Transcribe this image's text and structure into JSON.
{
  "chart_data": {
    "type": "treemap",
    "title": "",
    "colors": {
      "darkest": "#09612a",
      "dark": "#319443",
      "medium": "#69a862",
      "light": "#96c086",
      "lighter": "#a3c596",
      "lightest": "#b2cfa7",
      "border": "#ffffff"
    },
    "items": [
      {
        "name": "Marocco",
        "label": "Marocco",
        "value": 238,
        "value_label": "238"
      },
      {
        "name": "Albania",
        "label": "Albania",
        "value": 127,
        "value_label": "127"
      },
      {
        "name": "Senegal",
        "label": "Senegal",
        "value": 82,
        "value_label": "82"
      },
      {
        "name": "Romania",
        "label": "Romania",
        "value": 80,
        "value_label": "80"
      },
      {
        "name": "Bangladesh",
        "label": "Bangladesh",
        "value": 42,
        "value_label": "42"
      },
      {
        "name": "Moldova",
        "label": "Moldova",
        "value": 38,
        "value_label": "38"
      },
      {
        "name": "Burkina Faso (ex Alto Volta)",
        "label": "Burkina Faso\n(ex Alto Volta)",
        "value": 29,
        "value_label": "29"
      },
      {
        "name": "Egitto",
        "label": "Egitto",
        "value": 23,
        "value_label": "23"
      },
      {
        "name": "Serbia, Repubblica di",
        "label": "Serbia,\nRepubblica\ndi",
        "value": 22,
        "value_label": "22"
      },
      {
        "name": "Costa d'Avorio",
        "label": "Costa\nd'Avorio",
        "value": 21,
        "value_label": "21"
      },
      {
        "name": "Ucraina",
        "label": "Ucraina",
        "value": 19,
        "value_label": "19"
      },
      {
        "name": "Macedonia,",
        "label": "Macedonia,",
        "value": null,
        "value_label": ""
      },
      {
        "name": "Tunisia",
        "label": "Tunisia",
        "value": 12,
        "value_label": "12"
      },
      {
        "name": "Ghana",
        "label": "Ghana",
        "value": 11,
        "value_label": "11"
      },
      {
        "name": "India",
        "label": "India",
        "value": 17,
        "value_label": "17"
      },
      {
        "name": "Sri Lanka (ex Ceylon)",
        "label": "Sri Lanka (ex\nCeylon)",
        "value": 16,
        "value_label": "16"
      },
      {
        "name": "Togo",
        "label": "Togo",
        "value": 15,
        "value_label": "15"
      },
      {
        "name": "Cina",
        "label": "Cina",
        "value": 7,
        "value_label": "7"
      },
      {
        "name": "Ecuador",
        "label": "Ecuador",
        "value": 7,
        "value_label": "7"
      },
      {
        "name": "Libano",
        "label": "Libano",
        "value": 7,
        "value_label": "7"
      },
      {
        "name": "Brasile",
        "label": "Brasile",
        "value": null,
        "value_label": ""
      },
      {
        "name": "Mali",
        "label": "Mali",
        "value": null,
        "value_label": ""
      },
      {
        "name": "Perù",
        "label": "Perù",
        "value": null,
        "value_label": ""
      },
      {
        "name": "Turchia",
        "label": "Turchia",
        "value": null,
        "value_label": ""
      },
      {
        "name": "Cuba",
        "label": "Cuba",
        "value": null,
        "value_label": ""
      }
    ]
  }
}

====================

Copy out the whole listing exactly.

Transcribe this image's text and structure into JSON.
{
  "chart_data": {
    "type": "treemap",
    "title": "",
    "colors": {
      "darkest": "#09612a",
      "dark": "#319443",
      "medium": "#69a862",
      "light": "#96c086",
      "lighter": "#a3c596",
      "lightest": "#b2cfa7",
      "border": "#ffffff"
    },
    "items": [
      {
        "name": "Marocco",
        "label": "Marocco",
        "value": 238,
        "value_label": "238"
      },
      {
        "name": "Albania",
        "label": "Albania",
        "value": 127,
        "value_label": "127"
      },
      {
        "name": "Senegal",
        "label": "Senegal",
        "value": 82,
        "value_label": "82"
      },
      {
        "name": "Romania",
        "label": "Romania",
        "value": 80,
        "value_label": "80"
      },
      {
        "name": "Bangladesh",
        "label": "Bangladesh",
        "value": 42,
        "value_label": "42"
      },
      {
        "name": "Moldova",
        "label": "Moldova",
        "value": 38,
        "value_label": "38"
      },
      {
        "name": "Burkina Faso (ex Alto Volta)",
        "label": "Burkina Faso\n(ex Alto Volta)",
        "value": 29,
        "value_label": "29"
      },
      {
        "name": "Egitto",
        "label": "Egitto",
        "value": 23,
        "value_label": "23"
      },
      {
        "name": "Serbia, Repubblica di",
        "label": "Serbia,\nRepubblica\ndi",
        "value": 22,
        "value_label": "22"
      },
      {
        "name": "Costa d'Avorio",
        "label": "Costa\nd'Avorio",
        "value": 21,
        "value_label": "21"
      },
      {
        "name": "Ucraina",
        "label": "Ucraina",
        "value": 19,
        "value_label": "19"
      },
      {
        "name": "Macedonia,",
        "label": "Macedonia,",
        "value": null,
        "value_label": ""
      },
      {
        "name": "Tunisia",
        "label": "Tunisia",
        "value": 12,
        "value_label": "12"
      },
      {
        "name": "Ghana",
        "label": "Ghana",
        "value": 11,
        "value_label": "11"
      },
      {
        "name": "India",
        "label": "India",
        "value": 17,
        "value_label": "17"
      },
      {
        "name": "Sri Lanka (ex Ceylon)",
        "label": "Sri Lanka (ex\nCeylon)",
        "value": 16,
        "value_label": "16"
      },
      {
        "name": "Togo",
        "label": "Togo",
        "value": 15,
        "value_label": "15"
      },
      {
        "name": "Cina",
        "label": "Cina",
        "value": 7,
        "value_label": "7"
      },
      {
        "name": "Ecuador",
        "label": "Ecuador",
        "value": 7,
        "value_label": "7"
      },
      {
        "name": "Libano",
        "label": "Libano",
        "value": 7,
        "value_label": "7"
      },
      {
        "name": "Brasile",
        "label": "Brasile",
        "value": null,
        "value_label": ""
      },
      {
        "name": "Mali",
        "label": "Mali",
        "value": null,
        "value_label": ""
      },
      {
        "name": "Perù",
        "label": "Perù",
        "value": null,
        "value_label": ""
      },
      {
        "name": "Turchia",
        "label": "Turchia",
        "value": null,
        "value_label": ""
      },
      {
        "name": "Cuba",
        "label": "Cuba",
        "value": null,
        "value_label": ""
      }
    ]
  }
}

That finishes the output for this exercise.